* What the task asks
Emit the data below verbatim, stripping out any pictures.

-- Start Material for this task --

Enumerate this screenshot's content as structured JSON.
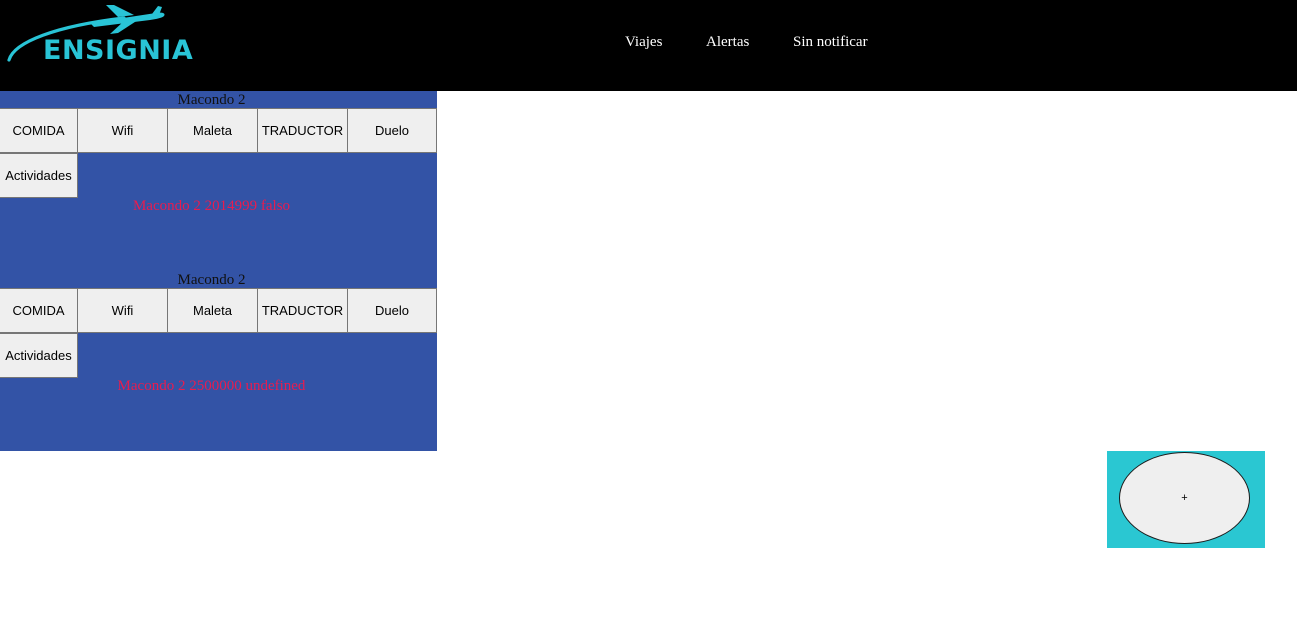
{
  "header": {
    "logo_text": "ENSIGNIA",
    "nav": [
      {
        "label": "Viajes"
      },
      {
        "label": "Alertas"
      },
      {
        "label": "Sin notificar"
      }
    ]
  },
  "trips": [
    {
      "title": "Macondo 2",
      "buttons": [
        "COMIDA",
        "Wifi",
        "Maleta",
        "TRADUCTOR",
        "Duelo",
        "Actividades"
      ],
      "info": "Macondo 2 2014999 falso"
    },
    {
      "title": "Macondo 2",
      "buttons": [
        "COMIDA",
        "Wifi",
        "Maleta",
        "TRADUCTOR",
        "Duelo",
        "Actividades"
      ],
      "info": "Macondo 2 2500000 undefined"
    }
  ],
  "fab": {
    "label": "+"
  },
  "colors": {
    "header_bg": "#000000",
    "brand": "#29c4d6",
    "card_bg": "#3353a6",
    "info_text": "#e81c4f",
    "fab_bg": "#2ac7d2"
  },
  "icons": {
    "logo": "airplane-swoosh-icon"
  }
}
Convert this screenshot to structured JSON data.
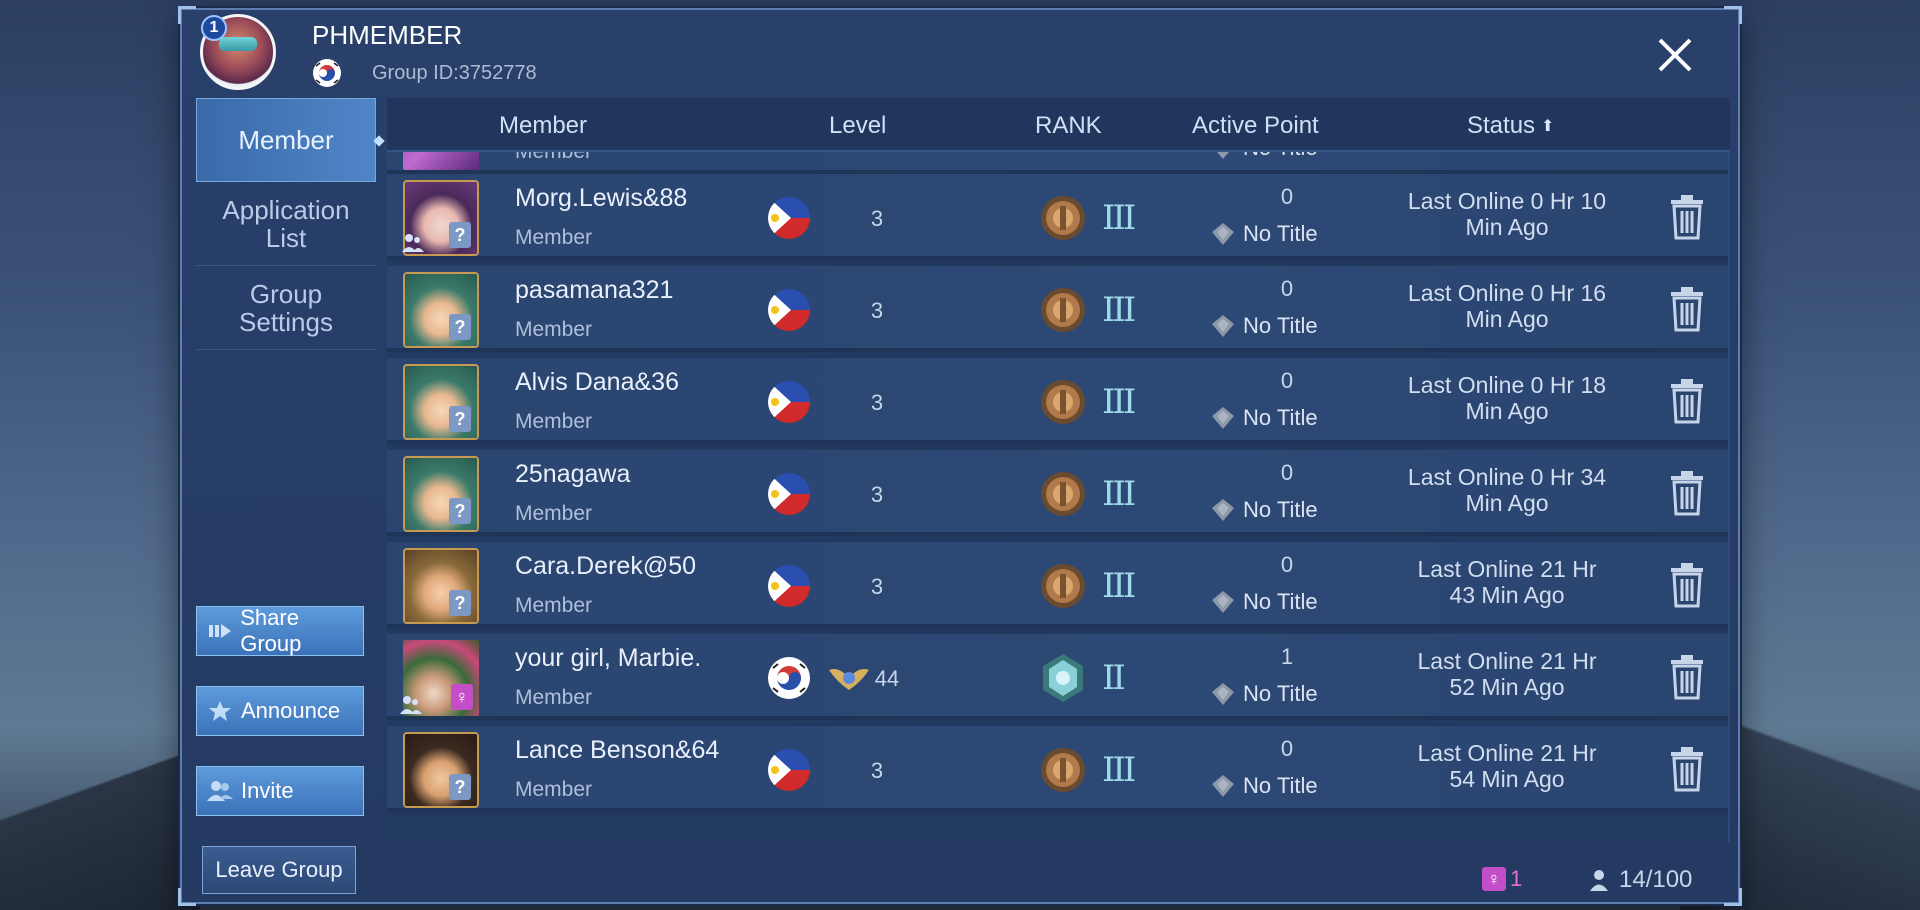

-- End Material for this task --

* Written response
Enumerate this screenshot's content as structured JSON.
{
  "header": {
    "logo_text": "ENSIGNIA",
    "nav": [
      {
        "label": "Viajes"
      },
      {
        "label": "Alertas"
      },
      {
        "label": "Sin notificar"
      }
    ]
  },
  "trips": [
    {
      "title": "Macondo 2",
      "buttons": [
        "COMIDA",
        "Wifi",
        "Maleta",
        "TRADUCTOR",
        "Duelo",
        "Actividades"
      ],
      "info": "Macondo 2 2014999 falso"
    },
    {
      "title": "Macondo 2",
      "buttons": [
        "COMIDA",
        "Wifi",
        "Maleta",
        "TRADUCTOR",
        "Duelo",
        "Actividades"
      ],
      "info": "Macondo 2 2500000 undefined"
    }
  ],
  "fab": {
    "label": "+"
  },
  "colors": {
    "header_bg": "#000000",
    "brand": "#29c4d6",
    "card_bg": "#3353a6",
    "info_text": "#e81c4f",
    "fab_bg": "#2ac7d2"
  },
  "icons": {
    "logo": "airplane-swoosh-icon"
  }
}
Convert this screenshot to structured JSON data.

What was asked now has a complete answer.